● DIRECTIONS FOR THIS TASK: Locate every line below that contains the word "legyen" and copy it.
— begin INPUT —
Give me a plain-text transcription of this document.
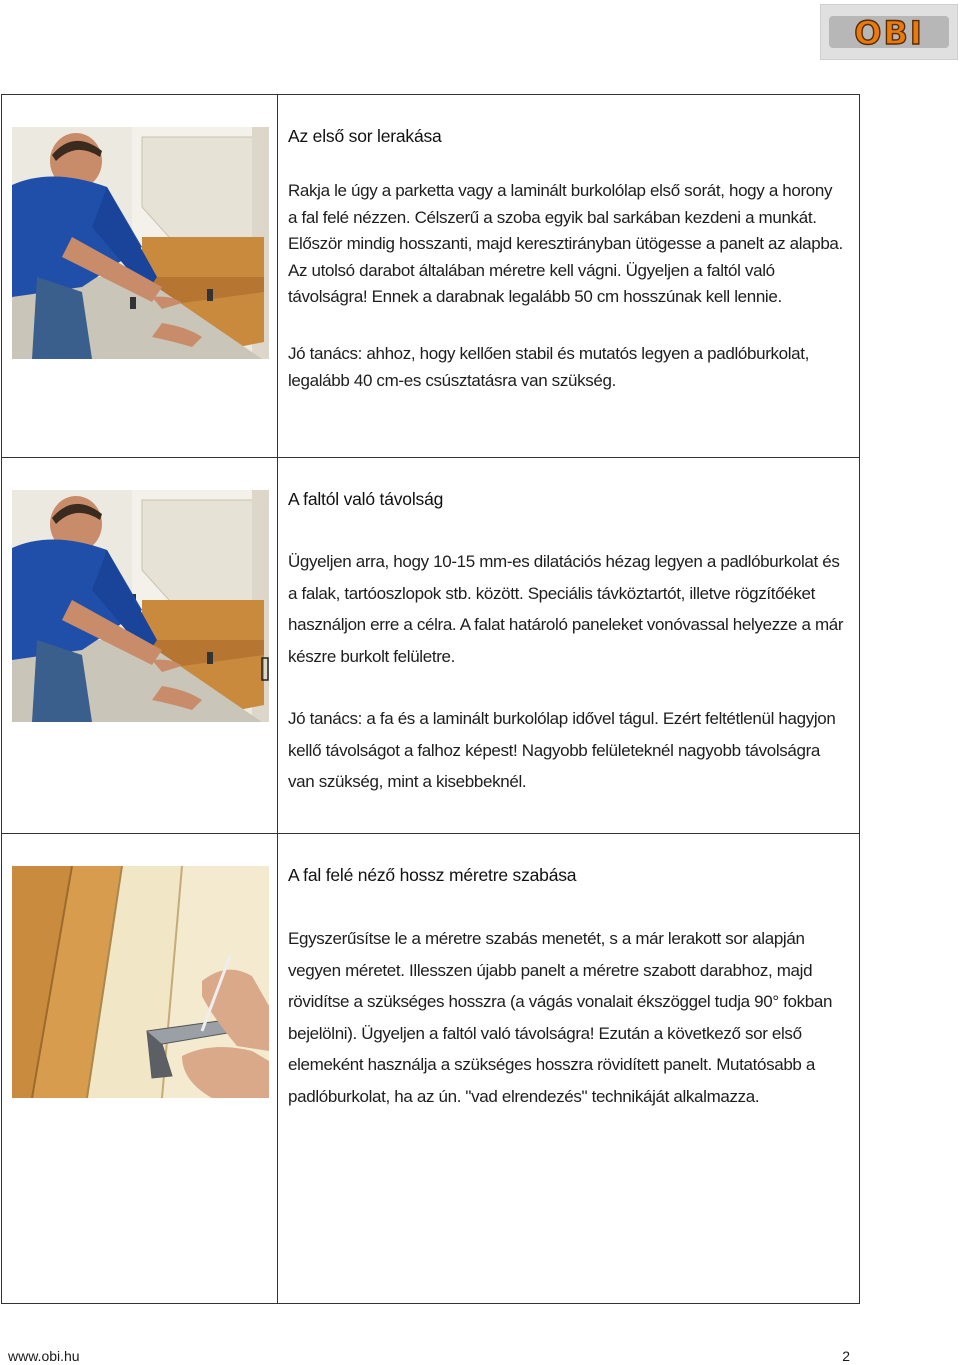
OBI
Az első sor lerakása
Rakja le úgy a parketta vagy a laminált burkolólap első sorát, hogy a horony a fal felé nézzen. Célszerű a szoba egyik bal sarkában kezdeni a munkát. Először mindig hosszanti, majd keresztirányban ütögesse a panelt az alapba. Az utolsó darabot általában méretre kell vágni. Ügyeljen a faltól való távolságra! Ennek a darabnak legalább 50 cm hosszúnak kell lennie.
Jó tanács: ahhoz, hogy kellően stabil és mutatós legyen a padlóburkolat, legalább 40 cm-es csúsztatásra van szükség.
A faltól való távolság
Ügyeljen arra, hogy 10-15 mm-es dilatációs hézag legyen a padlóburkolat és a falak, tartóoszlopok stb. között. Speciális távköztartót, illetve rögzítőéket használjon erre a célra. A falat határoló paneleket vonóvassal helyezze a már készre burkolt felületre.
Jó tanács: a fa és a laminált burkolólap idővel tágul. Ezért feltétlenül hagyjon kellő távolságot a falhoz képest! Nagyobb felületeknél nagyobb távolságra van szükség, mint a kisebbeknél.
A fal felé néző hossz méretre szabása
Egyszerűsítse le a méretre szabás menetét, s a már lerakott sor alapján vegyen méretet. Illesszen újabb panelt a méretre szabott darabhoz, majd rövidítse a szükséges hosszra (a vágás vonalait ékszöggel tudja 90° fokban bejelölni). Ügyeljen a faltól való távolságra! Ezután a következő sor első elemeként használja a szükséges hosszra rövidített panelt. Mutatósabb a padlóburkolat, ha az ún. "vad elrendezés" technikáját alkalmazza.
www.obi.hu	2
— end INPUT —
● FINISHED ANSWER:
Jó tanács: ahhoz, hogy kellően stabil és mutatós legyen a padlóburkolat, legalább 40 cm-es csúsztatásra van szükség.
Ügyeljen arra, hogy 10-15 mm-es dilatációs hézag legyen a padlóburkolat és a falak, tartóoszlopok stb. között. Speciális távköztartót, illetve rögzítőéket használjon erre a célra. A falat határoló paneleket vonóvassal helyezze a már készre burkolt felületre.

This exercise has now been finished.